Set task ->
Transcribe the part of the research assessment passage below between "Perhaps the most" and "articles or scholars)", inclusive.

The resulting discussion between Rachel Borchardt, Science Librarian at American University Library, Brian Cody Scholastica’s CEO and Co-Founder, Rebecca Kennison, Executive Director of K|N Consultants, Stacy Konkiel, Senior Data Analyst at Altmetric, and Marie McVeigh, Head of Editorial Integrity for Web of Science yielded critical starting points for reframing conversations about research assessment.
Perhaps the most fundamental aspect of compiling and implementing more meaningful research metrics that the NISO panelists discussed is the importance of putting data into context. And, as the speakers noted, there are multiple facets of context to consider, including:
- The strengths and limitations of different metrics by discipline/subject matter (e.g., some metrics are better suited to certain types of research)
- The intended uses and overall strengths and limitations of particular data points (e.g., altmetrics are “indicators” of impact, not measures of quality and the JIF was never meant to be used to measure the impact of individual articles or scholars)
- The cultural context that a researcher is operating within and the opportunities, challenges, and biases they have experienced
- How and where a research output fits within scholars’ other professional contributions (e.g., recognizing how individual research outputs are part of broader bodies of work and also measuring the impacts of scholarly outputs that do not fit within traditional publication-based assessment systems)
As Rebecca Kennison explained, “We have the famous 3-legged stool of research, teaching, and service, and now each leg has kind of become its own bucket of data to shift analogies. Research is the biggest bucket in many ways because it has the most widgets we can count. There’s research output, grant funding, citations to published works, mentions on social media, and so on. But what’s missing is the context within which even those data points are gathered. Context is crucial to understanding the actual full range of work that’s being done, and that’s true to all disciplines.”
Stacy Konkiel added that factoring non-traditional research outputs into metrics-based assessment is crucial to recognizing the full breadth of scholars’ contributions and where their time is being spent. Konkiel noted how many scholars currently find themselves having to carve out a “second shift” for public scholarly work such as community engagement efforts or doing interviews for media outlets in addition to keeping up with the pervasive “publish or perish” culture. “They’re really having to do that engagement work on their, quote, spare time, and that to me demonstrates this continuing encroachment of work on life.”
Speaking to assessing journal quality for Web of Science, Marie McVeigh said it’s also important for the editors of journals and the scholars publishing in them to understand that indexers are and should be looking at more than just data points to evaluate publications in context. “The metrics that we produce are not the cause of our selection; they are the inheritors of that selection process, which is detailed. We do a data-driven, not metrics-driven, analysis of the value of publications to their communities as well as to the literature. And we look at journals’ adherence to publication standards […], some of that does become field-dependent in the same way that engagement with scholarship or engagement with the public becomes field-dependent in different contexts.”
Building off the need for context in research assessment, the NISO panelists also spoke to the importance of recognizing the network effects of scholarly outputs. Stacy Konkiel gave the example of researchers highlighting the work of colleagues within public engagement. “You have folks who are out there talking about ideas in their field and highlighting the work of other scholars. These are the ties and linkages between research that are difficult for tools like Altmetric to pick up on right now […] public engagement is so much more than how much people are tweeting about our research. So well Altmetric and tools like it get us part of the way, there’s still so much more to be done.”
Kennison later noted, “going back to the public scholarship part, that’s one of the things that we don’t know how to measure at all really. We don’t know how to say this particular project or this particular activity or this particular set of people working together actually transformed this neighborhood or class.”

Listing ->
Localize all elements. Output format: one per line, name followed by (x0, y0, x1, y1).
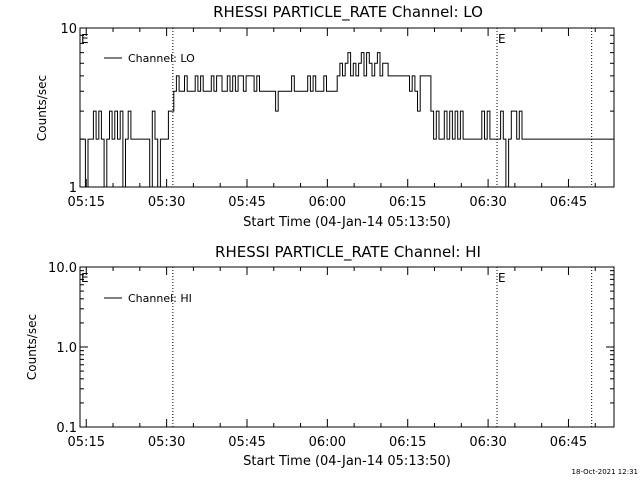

---

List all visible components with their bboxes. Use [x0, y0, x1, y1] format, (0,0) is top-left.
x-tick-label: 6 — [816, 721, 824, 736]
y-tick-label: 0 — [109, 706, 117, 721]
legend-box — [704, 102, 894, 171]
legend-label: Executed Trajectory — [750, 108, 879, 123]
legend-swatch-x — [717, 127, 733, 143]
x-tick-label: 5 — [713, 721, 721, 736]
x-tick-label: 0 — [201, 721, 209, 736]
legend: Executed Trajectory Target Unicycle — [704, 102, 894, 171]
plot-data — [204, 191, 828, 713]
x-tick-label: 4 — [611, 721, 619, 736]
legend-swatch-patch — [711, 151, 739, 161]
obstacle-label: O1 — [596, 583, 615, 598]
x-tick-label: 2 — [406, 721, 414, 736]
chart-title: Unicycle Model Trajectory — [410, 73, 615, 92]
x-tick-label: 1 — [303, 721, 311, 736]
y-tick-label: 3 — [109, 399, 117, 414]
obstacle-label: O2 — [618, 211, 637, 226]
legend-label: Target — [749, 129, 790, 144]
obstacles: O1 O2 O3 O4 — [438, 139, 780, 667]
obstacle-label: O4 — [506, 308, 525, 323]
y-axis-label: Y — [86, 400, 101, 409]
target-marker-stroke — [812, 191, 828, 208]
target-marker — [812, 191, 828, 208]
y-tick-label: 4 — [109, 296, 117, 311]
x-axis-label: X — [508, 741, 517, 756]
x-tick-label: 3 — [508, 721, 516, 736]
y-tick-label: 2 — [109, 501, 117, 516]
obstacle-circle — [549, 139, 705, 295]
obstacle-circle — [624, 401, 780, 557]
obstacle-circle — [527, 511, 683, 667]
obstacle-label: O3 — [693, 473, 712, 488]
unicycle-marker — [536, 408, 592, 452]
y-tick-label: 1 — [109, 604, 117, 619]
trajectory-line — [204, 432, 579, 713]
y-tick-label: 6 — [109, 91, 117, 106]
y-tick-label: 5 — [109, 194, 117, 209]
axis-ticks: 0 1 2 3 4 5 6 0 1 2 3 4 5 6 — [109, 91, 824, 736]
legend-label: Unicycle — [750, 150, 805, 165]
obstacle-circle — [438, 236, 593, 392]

==

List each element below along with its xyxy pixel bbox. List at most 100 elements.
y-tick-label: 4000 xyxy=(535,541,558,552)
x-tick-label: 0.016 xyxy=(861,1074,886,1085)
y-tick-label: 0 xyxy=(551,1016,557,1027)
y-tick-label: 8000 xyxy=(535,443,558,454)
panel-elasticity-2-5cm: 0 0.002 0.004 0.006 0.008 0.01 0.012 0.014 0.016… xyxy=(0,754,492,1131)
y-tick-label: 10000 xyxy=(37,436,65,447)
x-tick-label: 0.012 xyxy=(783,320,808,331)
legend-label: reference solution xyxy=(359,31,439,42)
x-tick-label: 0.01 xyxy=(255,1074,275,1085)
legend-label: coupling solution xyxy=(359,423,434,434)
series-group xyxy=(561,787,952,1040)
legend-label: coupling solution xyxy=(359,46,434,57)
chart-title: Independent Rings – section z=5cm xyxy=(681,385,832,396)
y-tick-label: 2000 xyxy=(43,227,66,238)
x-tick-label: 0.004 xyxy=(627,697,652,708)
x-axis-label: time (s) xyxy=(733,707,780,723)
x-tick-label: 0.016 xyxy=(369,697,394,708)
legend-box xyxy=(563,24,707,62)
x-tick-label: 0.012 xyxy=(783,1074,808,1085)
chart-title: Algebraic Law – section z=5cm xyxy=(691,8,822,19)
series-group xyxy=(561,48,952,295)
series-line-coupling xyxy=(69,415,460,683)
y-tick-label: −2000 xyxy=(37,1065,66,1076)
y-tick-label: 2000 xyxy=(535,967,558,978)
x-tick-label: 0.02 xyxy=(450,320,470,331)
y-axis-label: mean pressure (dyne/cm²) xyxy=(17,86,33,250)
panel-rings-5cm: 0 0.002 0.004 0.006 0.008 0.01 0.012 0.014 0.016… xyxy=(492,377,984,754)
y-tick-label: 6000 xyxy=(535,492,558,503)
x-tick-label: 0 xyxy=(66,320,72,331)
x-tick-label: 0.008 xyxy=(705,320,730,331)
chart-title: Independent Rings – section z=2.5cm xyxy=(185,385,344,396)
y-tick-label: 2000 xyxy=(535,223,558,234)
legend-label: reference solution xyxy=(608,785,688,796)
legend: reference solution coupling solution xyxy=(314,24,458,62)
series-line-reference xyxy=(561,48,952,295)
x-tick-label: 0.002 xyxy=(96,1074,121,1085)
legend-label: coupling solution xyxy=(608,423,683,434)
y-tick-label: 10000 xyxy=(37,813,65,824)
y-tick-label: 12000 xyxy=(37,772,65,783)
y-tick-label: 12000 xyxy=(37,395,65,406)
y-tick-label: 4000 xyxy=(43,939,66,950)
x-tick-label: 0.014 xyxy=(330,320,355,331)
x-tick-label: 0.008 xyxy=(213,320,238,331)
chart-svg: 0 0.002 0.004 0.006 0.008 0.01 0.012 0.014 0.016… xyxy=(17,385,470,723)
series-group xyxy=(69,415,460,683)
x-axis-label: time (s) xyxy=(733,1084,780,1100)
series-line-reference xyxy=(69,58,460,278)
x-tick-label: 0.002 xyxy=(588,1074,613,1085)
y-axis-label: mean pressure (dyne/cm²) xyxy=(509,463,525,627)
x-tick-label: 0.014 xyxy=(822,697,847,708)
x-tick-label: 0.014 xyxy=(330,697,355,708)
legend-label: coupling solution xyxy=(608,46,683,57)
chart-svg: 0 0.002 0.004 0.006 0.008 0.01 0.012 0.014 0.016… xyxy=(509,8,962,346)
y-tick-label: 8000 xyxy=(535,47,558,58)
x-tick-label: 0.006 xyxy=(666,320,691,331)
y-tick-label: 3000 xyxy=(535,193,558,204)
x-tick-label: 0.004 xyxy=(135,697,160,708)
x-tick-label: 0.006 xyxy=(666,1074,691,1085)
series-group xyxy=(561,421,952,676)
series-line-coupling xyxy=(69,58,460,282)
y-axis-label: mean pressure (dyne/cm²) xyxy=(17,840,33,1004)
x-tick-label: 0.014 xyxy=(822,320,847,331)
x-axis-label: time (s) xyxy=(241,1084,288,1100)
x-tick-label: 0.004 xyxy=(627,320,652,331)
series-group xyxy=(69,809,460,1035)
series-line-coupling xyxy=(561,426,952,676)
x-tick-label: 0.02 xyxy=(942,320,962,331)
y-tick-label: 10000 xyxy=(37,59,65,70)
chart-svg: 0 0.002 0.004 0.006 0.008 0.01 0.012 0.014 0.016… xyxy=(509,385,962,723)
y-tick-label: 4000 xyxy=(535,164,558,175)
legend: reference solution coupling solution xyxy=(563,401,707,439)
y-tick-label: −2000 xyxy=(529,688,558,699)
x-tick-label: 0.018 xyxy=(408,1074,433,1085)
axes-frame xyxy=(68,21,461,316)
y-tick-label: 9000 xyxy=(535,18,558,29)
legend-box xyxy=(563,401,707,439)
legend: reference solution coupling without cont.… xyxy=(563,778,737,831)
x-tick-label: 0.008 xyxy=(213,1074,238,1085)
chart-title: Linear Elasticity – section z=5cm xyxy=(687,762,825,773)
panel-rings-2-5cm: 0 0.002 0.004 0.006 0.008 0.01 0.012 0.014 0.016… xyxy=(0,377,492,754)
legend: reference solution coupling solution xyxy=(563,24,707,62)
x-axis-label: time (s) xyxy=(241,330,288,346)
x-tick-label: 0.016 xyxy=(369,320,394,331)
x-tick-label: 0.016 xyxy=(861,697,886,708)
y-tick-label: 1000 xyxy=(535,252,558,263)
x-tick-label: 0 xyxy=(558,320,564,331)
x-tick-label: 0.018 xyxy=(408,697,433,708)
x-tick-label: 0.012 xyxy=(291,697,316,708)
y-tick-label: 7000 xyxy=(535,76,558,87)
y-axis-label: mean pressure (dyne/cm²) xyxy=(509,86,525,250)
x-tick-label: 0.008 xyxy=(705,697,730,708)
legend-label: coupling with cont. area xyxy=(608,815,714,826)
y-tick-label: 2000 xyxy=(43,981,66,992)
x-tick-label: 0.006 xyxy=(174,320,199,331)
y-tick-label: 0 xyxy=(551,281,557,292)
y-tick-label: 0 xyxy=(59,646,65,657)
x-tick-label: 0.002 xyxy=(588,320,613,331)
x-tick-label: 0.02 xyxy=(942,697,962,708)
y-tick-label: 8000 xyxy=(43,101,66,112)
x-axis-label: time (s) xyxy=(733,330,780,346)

The answer ->
Perhaps the most fundamental aspect of compiling and implementing more meaningful research metrics that the NISO panelists discussed is the importance of putting data into context. And, as the speakers noted, there are multiple facets of context to consider, including:
- The strengths and limitations of different metrics by discipline/subject matter (e.g., some metrics are better suited to certain types of research)
- The intended uses and overall strengths and limitations of particular data points (e.g., altmetrics are “indicators” of impact, not measures of quality and the JIF was never meant to be used to measure the impact of individual articles or scholars)